ESERCIZIO BREVE A
Riscrivi parola per parola il brano scelto su imperialismo e apartheid.
ESERCIZIO BREVE B
Elenca ogni riga dei record in cui compare la parola "bounding", copiandola senza modifiche.

BRANO SCELTO
***
Prendiamo un altro termine: imperialismo. Contrariamente alla realtà, si nota anche che il campismo propalestinese diffonde l’idea che gli israeliani sono tutti legati al Nord globale, in particolare agli Stati Uniti, e sono ‘imperialisti’. L’immagine del soldato muscoloso a Gaza, membro del corpo nazionale e che espone bandiere, è una rappresentazione atavica dell’imperialismo colonialista. Allo stesso modo, gli israeliani, data la loro appartenenza a uno Stato ‘illegittimo’, sono visti come sopravvissuti alla Shoah (o discendenti del genocidio), oppure come coloni ‘bianchi’ o discendenti di coloni, e in tutti i casi non hanno alcun legame con la terra palestinese. Sono paragonati agli afrikaner razzisti che hanno sottomesso gli indigeni, in questo caso gli ‘arabi’.
All’interno di questa visione binaria, l’uso del termine “apartheid” rende essenziale il rapporto con i palestinesi. Va ricordato che i palestinesi, pur essendo discriminati in Israele, hanno la nazionalità israeliana. Pertanto, se l’apartheid fosse una qualifica, dovrebbe applicarsi maggiormente ai Palestinesi nei Territori, privati della cittadinanza e della nazionalità (sebbene il diritto civile si applichi nei Territori nelle questioni locali gestite dall’Autorità Palestinese), a differenza dei coloni israeliani che sono extraterritoriali ma soggetti al diritto civile israeliano.
***
RECORD DELL'ESERCIZIO
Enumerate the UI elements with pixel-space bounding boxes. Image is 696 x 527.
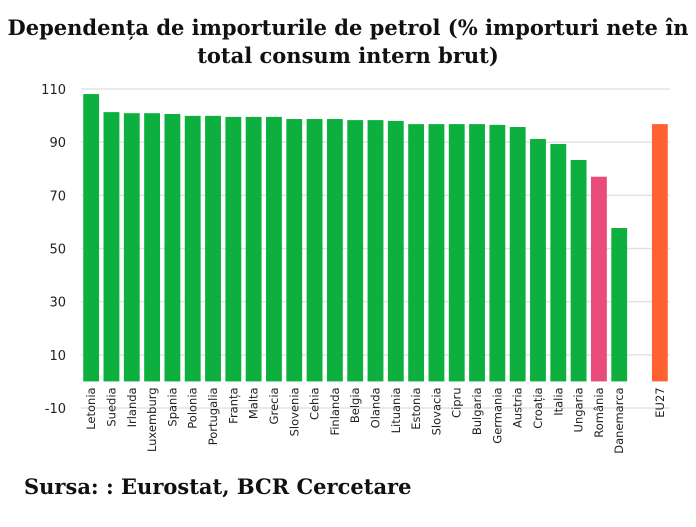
- bar-grecia: [266, 116, 282, 382]
- bar-franța: [225, 116, 242, 382]
- x-tick-label: Suedia: [104, 387, 118, 426]
- x-tick-label: Germania: [490, 387, 504, 443]
- x-tick-label: Austria: [511, 387, 525, 428]
- x-tick-label: Spania: [165, 387, 179, 426]
- bar-estonia: [408, 124, 425, 382]
- x-tick-label: Belgia: [348, 387, 362, 423]
- x-tick-label: Polonia: [186, 387, 200, 428]
- y-tick-label: 30: [49, 296, 66, 311]
- bar-irlanda: [123, 113, 140, 382]
- bar-lituania: [387, 120, 404, 382]
- bar-polonia: [184, 115, 201, 382]
- bar-belgia: [347, 120, 364, 382]
- x-tick-label: Slovacia: [429, 387, 443, 435]
- bar-ungaria: [570, 159, 587, 382]
- bar-italia: [550, 144, 567, 382]
- bar-suedia: [103, 112, 120, 382]
- bar-olanda: [367, 120, 384, 382]
- bar-luxemburg: [144, 113, 161, 382]
- bar-românia: [590, 176, 607, 382]
- y-tick-label: 70: [49, 189, 66, 204]
- bar-austria: [509, 127, 526, 382]
- x-tick-label: România: [592, 387, 606, 437]
- bar-cehia: [306, 119, 323, 382]
- bar-cipru: [448, 124, 465, 382]
- bar-eu27: [651, 124, 668, 382]
- y-tick-label: 90: [49, 136, 66, 151]
- x-tick-label: Irlanda: [125, 387, 139, 427]
- x-tick-label: Olanda: [369, 387, 383, 428]
- bar-finlanda: [326, 119, 343, 382]
- x-tick-label: Croația: [531, 387, 545, 428]
- x-tick-label: Franța: [226, 387, 240, 423]
- y-tick-label: -10: [45, 402, 66, 417]
- bar-slovacia: [428, 124, 445, 382]
- x-tick-label: Luxemburg: [145, 387, 159, 452]
- bar-bulgaria: [469, 124, 485, 382]
- bar-letonia: [83, 94, 100, 382]
- x-tick-label: Bulgaria: [470, 387, 484, 435]
- y-tick-label: 110: [41, 83, 66, 98]
- x-tick-label: Cipru: [450, 387, 464, 418]
- x-tick-label: Ungaria: [572, 387, 586, 432]
- x-tick-label: Danemarca: [612, 387, 626, 453]
- x-tick-label: EU27: [653, 387, 667, 417]
- x-tick-label: Finlanda: [328, 387, 342, 435]
- x-tick-label: Estonia: [409, 387, 423, 429]
- y-tick-label: 10: [49, 349, 66, 364]
- bar-portugalia: [205, 115, 221, 382]
- x-tick-label: Lituania: [389, 387, 403, 433]
- bar-slovenia: [286, 119, 303, 382]
- y-tick-label: 50: [49, 243, 66, 258]
- bar-germania: [489, 124, 506, 382]
- bar-spania: [164, 113, 181, 382]
- x-tick-label: Italia: [551, 387, 565, 415]
- x-tick-label: Letonia: [84, 387, 98, 429]
- bar-croația: [530, 138, 546, 382]
- x-tick-label: Cehia: [308, 387, 322, 420]
- x-tick-label: Slovenia: [287, 387, 301, 436]
- x-tick-label: Malta: [247, 387, 261, 419]
- chart-title: Dependența de importurile de petrol (% i…: [7, 15, 689, 68]
- x-tick-label: Portugalia: [206, 387, 220, 445]
- bar-malta: [245, 116, 262, 382]
- source-note: Sursa: : Eurostat, BCR Cercetare: [24, 474, 412, 499]
- bar-danemarca: [611, 228, 628, 382]
- x-tick-label: Grecia: [267, 387, 281, 424]
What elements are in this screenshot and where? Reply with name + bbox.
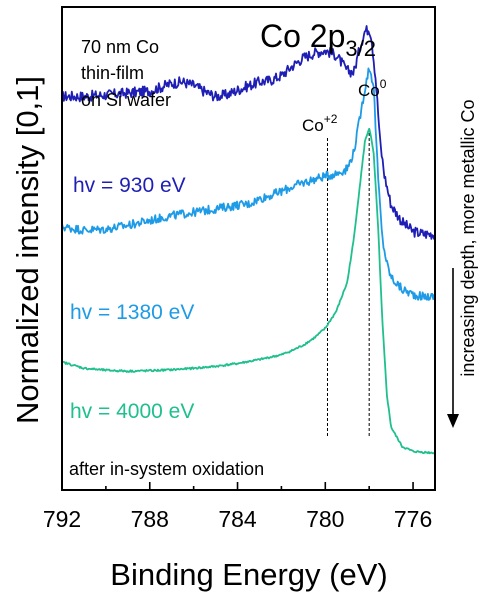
x-axis-label: Binding Energy (eV) (110, 557, 387, 592)
co0-reference-label: Co0 (358, 77, 387, 100)
series-label-930ev: hv = 930 eV (73, 174, 186, 197)
depth-arrow-head (447, 414, 459, 428)
bottom-note: after in-system oxidation (69, 459, 264, 479)
series-label-4000ev: hv = 4000 eV (70, 400, 194, 423)
x-axis-ticks: 792 788 784 780 776 (43, 482, 432, 532)
plot-frame (61, 6, 436, 491)
sample-note-line-1: 70 nm Co (81, 37, 159, 57)
side-note: increasing depth, more metallic Co (458, 99, 478, 376)
series-layer (61, 25, 436, 455)
y-axis-label: Normalized intensity [0,1] (10, 76, 45, 424)
series-line-2 (61, 127, 436, 455)
x-tick-label: 788 (131, 506, 169, 532)
x-tick-label: 776 (394, 506, 432, 532)
chart-title-main: Co 2p (260, 18, 345, 54)
series-line-1 (61, 67, 436, 301)
chart-title: Co 2p3/2 (260, 18, 376, 61)
reference-lines (326, 128, 370, 438)
x-tick-label: 784 (218, 506, 257, 532)
sample-note-line-3: on Si wafer (81, 90, 171, 110)
series-label-1380ev: hv = 1380 eV (70, 301, 194, 324)
x-tick-label: 792 (43, 506, 81, 532)
x-tick-label: 780 (306, 506, 344, 532)
co2-reference-label: Co+2 (302, 112, 338, 135)
chart-title-subscript: 3/2 (345, 36, 376, 61)
sample-note-line-2: thin-film (81, 63, 144, 83)
series-line-0 (61, 25, 436, 240)
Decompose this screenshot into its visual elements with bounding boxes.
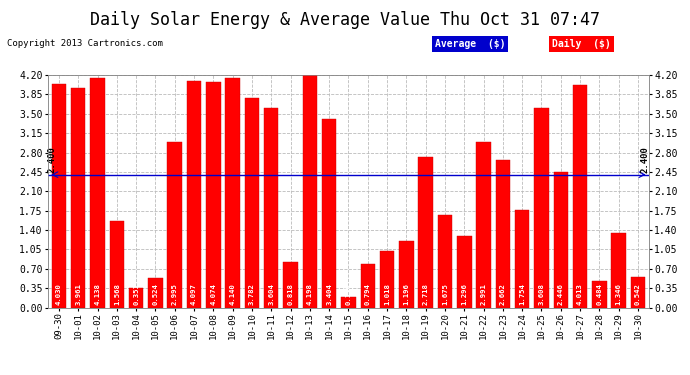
- Bar: [129, 288, 144, 308]
- Bar: [457, 236, 471, 308]
- Text: 2.446: 2.446: [558, 284, 564, 305]
- Bar: [418, 157, 433, 308]
- Bar: [322, 119, 337, 308]
- Text: 0.818: 0.818: [288, 284, 293, 305]
- Bar: [168, 142, 182, 308]
- Bar: [380, 251, 394, 308]
- Text: 3.604: 3.604: [268, 284, 274, 305]
- Bar: [437, 215, 452, 308]
- Bar: [148, 279, 163, 308]
- Text: 4.013: 4.013: [577, 284, 583, 305]
- Text: 1.196: 1.196: [404, 284, 409, 305]
- Text: 4.030: 4.030: [56, 284, 62, 305]
- Bar: [342, 297, 355, 307]
- Bar: [360, 264, 375, 308]
- Bar: [534, 108, 549, 307]
- Text: Daily  ($): Daily ($): [552, 39, 611, 50]
- Bar: [495, 160, 510, 308]
- Text: 3.961: 3.961: [75, 284, 81, 305]
- Bar: [476, 142, 491, 308]
- Text: Average  ($): Average ($): [435, 39, 505, 50]
- Text: 3.782: 3.782: [249, 284, 255, 305]
- Bar: [110, 221, 124, 308]
- Bar: [515, 210, 529, 308]
- Bar: [303, 75, 317, 307]
- Text: 0.794: 0.794: [365, 284, 371, 305]
- Text: 1.296: 1.296: [461, 284, 467, 305]
- Text: 4.198: 4.198: [307, 284, 313, 305]
- Bar: [187, 81, 201, 308]
- Text: 4.097: 4.097: [191, 284, 197, 305]
- Text: 4.140: 4.140: [230, 284, 236, 305]
- Text: 4.074: 4.074: [210, 284, 217, 305]
- Bar: [592, 281, 607, 308]
- Text: 2.718: 2.718: [423, 284, 428, 305]
- Text: 2.400: 2.400: [48, 146, 57, 173]
- Text: 2.662: 2.662: [500, 284, 506, 305]
- Bar: [284, 262, 298, 308]
- Bar: [52, 84, 66, 308]
- Bar: [631, 278, 645, 308]
- Text: 3.404: 3.404: [326, 284, 332, 305]
- Text: 1.346: 1.346: [615, 284, 622, 305]
- Bar: [573, 86, 587, 308]
- Bar: [399, 241, 413, 308]
- Bar: [206, 82, 221, 308]
- Text: 2.400: 2.400: [640, 146, 649, 173]
- Bar: [90, 78, 105, 308]
- Bar: [611, 233, 626, 308]
- Text: 1.568: 1.568: [114, 284, 120, 305]
- Text: 1.675: 1.675: [442, 284, 448, 305]
- Text: 2.991: 2.991: [480, 284, 486, 305]
- Bar: [245, 98, 259, 308]
- Text: 0.524: 0.524: [152, 284, 159, 305]
- Text: Copyright 2013 Cartronics.com: Copyright 2013 Cartronics.com: [7, 39, 163, 48]
- Bar: [226, 78, 240, 308]
- Text: 4.138: 4.138: [95, 284, 101, 305]
- Bar: [264, 108, 279, 308]
- Bar: [71, 88, 86, 308]
- Text: 3.608: 3.608: [538, 284, 544, 305]
- Text: 1.018: 1.018: [384, 284, 390, 305]
- Text: 0.351: 0.351: [133, 284, 139, 305]
- Text: 0.542: 0.542: [635, 284, 641, 305]
- Text: 0.190: 0.190: [346, 284, 351, 305]
- Text: 0.484: 0.484: [596, 284, 602, 305]
- Text: Daily Solar Energy & Average Value Thu Oct 31 07:47: Daily Solar Energy & Average Value Thu O…: [90, 11, 600, 29]
- Bar: [553, 172, 568, 308]
- Text: 1.754: 1.754: [519, 284, 525, 305]
- Text: 2.995: 2.995: [172, 284, 178, 305]
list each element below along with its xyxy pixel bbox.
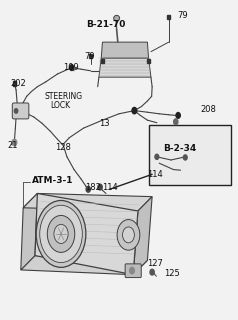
Circle shape [47,215,75,252]
Text: 21: 21 [8,141,18,150]
Bar [89,54,92,58]
FancyBboxPatch shape [12,103,29,119]
Text: LOCK: LOCK [50,101,70,110]
Text: ATM-3-1: ATM-3-1 [31,176,73,185]
Circle shape [155,154,159,159]
Bar [13,82,16,86]
Bar [101,59,104,63]
Text: 79: 79 [177,11,188,20]
Text: 13: 13 [99,119,109,128]
Circle shape [117,220,140,250]
Polygon shape [23,194,152,211]
Text: 202: 202 [10,79,26,88]
Circle shape [86,187,90,192]
Text: B-2-34: B-2-34 [163,144,196,153]
Text: STEERING: STEERING [45,92,83,101]
Text: 127: 127 [147,259,163,268]
Circle shape [36,200,86,268]
FancyBboxPatch shape [149,125,231,185]
Circle shape [176,113,180,118]
Text: 128: 128 [55,143,71,152]
Bar [147,59,150,63]
FancyBboxPatch shape [125,264,141,277]
Circle shape [174,119,178,124]
Polygon shape [99,58,151,77]
Circle shape [12,139,17,146]
Circle shape [130,268,134,274]
Polygon shape [35,194,138,275]
Circle shape [132,108,137,114]
Polygon shape [133,197,152,275]
Bar [167,14,170,19]
Circle shape [183,155,187,160]
Polygon shape [21,256,147,275]
Text: 208: 208 [201,105,217,114]
Circle shape [40,205,82,263]
Text: 182: 182 [85,183,101,192]
Circle shape [15,109,18,113]
Circle shape [123,227,134,243]
Text: 79: 79 [85,52,95,61]
Polygon shape [101,42,149,58]
Text: 114: 114 [147,170,163,179]
Circle shape [54,224,68,244]
Text: 109: 109 [63,63,79,72]
Circle shape [98,184,102,190]
Text: 125: 125 [164,268,180,278]
Text: 114: 114 [102,183,118,192]
Circle shape [150,269,154,275]
Text: B-21-70: B-21-70 [86,20,125,29]
Ellipse shape [114,15,119,21]
Circle shape [69,65,74,70]
Polygon shape [21,194,37,270]
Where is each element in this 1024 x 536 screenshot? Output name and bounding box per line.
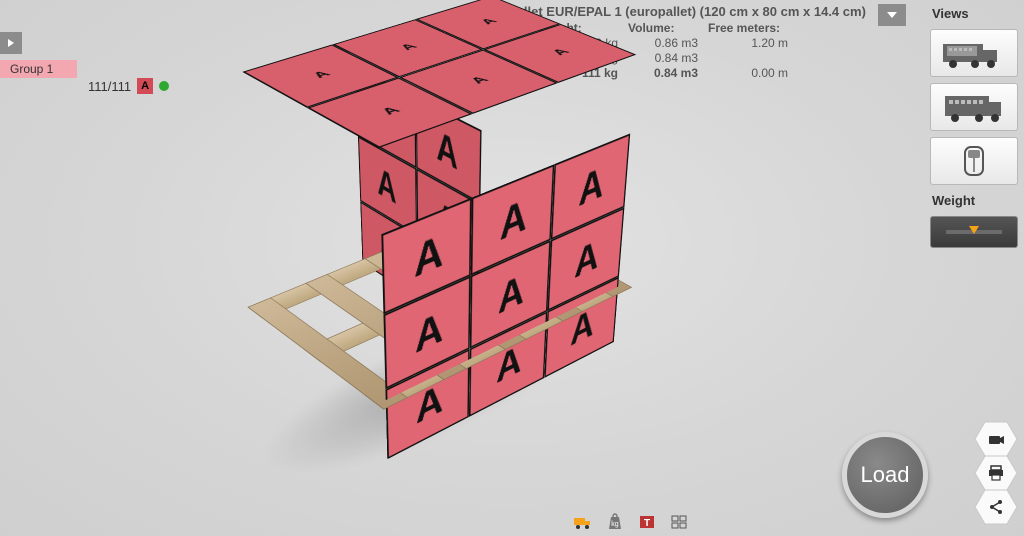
pallet-3d-viewport[interactable]: AAAAAAAAAAAAAAAAAAAAA — [212, 72, 672, 502]
weight-distribution-button[interactable] — [930, 216, 1018, 248]
view-top-button[interactable] — [930, 137, 1018, 185]
pallet-title: Pallet EUR/EPAL 1 (europallet) (120 cm x… — [508, 4, 878, 19]
view-truck-rear-button[interactable] — [930, 83, 1018, 131]
tool-weight-icon[interactable]: kg — [604, 512, 626, 532]
row0-free: 1.20 m — [708, 36, 788, 50]
group-count: 111/111 — [88, 79, 131, 94]
bottom-mini-toolbar: kg T — [572, 512, 690, 532]
group-chip-label: Group 1 — [10, 62, 53, 76]
view-truck-side-button[interactable] — [930, 29, 1018, 77]
group-summary-row: 111/111 A — [88, 78, 169, 94]
svg-text:T: T — [644, 518, 650, 529]
tool-truck-icon[interactable] — [572, 512, 594, 532]
camera-hex-button[interactable] — [974, 420, 1018, 458]
expand-panel-button[interactable] — [0, 32, 22, 54]
tool-label-t-icon[interactable]: T — [636, 512, 658, 532]
load-button-label: Load — [861, 462, 910, 488]
print-hex-button[interactable] — [974, 454, 1018, 492]
status-dot-green — [159, 81, 169, 91]
group-chip[interactable]: Group 1 — [0, 60, 77, 78]
col-free: Free meters: — [708, 21, 788, 35]
load-button[interactable]: Load — [842, 432, 928, 518]
group-badge-a: A — [137, 78, 153, 94]
tool-grid-icon[interactable] — [668, 512, 690, 532]
col-volume: Volume: — [628, 21, 708, 35]
row1-volume: 0.84 m3 — [628, 51, 708, 65]
right-side-panel: Views Weight — [928, 4, 1020, 248]
weight-label: Weight — [928, 191, 1020, 210]
views-label: Views — [928, 4, 1020, 23]
row2-free: 0.00 m — [708, 66, 788, 80]
row1-free — [708, 51, 788, 65]
row0-volume: 0.86 m3 — [628, 36, 708, 50]
hex-toolbar — [974, 420, 1018, 522]
pallet-dropdown-button[interactable] — [878, 4, 906, 26]
svg-text:kg: kg — [611, 521, 619, 528]
share-hex-button[interactable] — [974, 488, 1018, 526]
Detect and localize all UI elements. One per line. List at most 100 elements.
***
SOLUZIONE SCRITTA A
Prendiamo un altro termine: imperialismo. Contrariamente alla realtà, si nota anche che il campismo propalestinese diffonde l’idea che gli israeliani sono tutti legati al Nord globale, in particolare agli Stati Uniti, e sono ‘imperialisti’. L’immagine del soldato muscoloso a Gaza, membro del corpo nazionale e che espone bandiere, è una rappresentazione atavica dell’imperialismo colonialista. Allo stesso modo, gli israeliani, data la loro appartenenza a uno Stato ‘illegittimo’, sono visti come sopravvissuti alla Shoah (o discendenti del genocidio), oppure come coloni ‘bianchi’ o discendenti di coloni, e in tutti i casi non hanno alcun legame con la terra palestinese. Sono paragonati agli afrikaner razzisti che hanno sottomesso gli indigeni, in questo caso gli ‘arabi’.
All’interno di questa visione binaria, l’uso del termine “apartheid” rende essenziale il rapporto con i palestinesi. Va ricordato che i palestinesi, pur essendo discriminati in Israele, hanno la nazionalità israeliana. Pertanto, se l’apartheid fosse una qualifica, dovrebbe applicarsi maggiormente ai Palestinesi nei Territori, privati della cittadinanza e della nazionalità (sebbene il diritto civile si applichi nei Territori nelle questioni locali gestite dall’Autorità Palestinese), a differenza dei coloni israeliani che sono extraterritoriali ma soggetti al diritto civile israeliano.

SOLUZIONE SCRITTA B
Enumerate the UI elements with pixel-space bounding boxes. Image is 696 x 527.
Decompose this screenshot into its visual elements with bounding boxes.
Where is each element in this 1024 x 536 screenshot? Output name and bounding box per line.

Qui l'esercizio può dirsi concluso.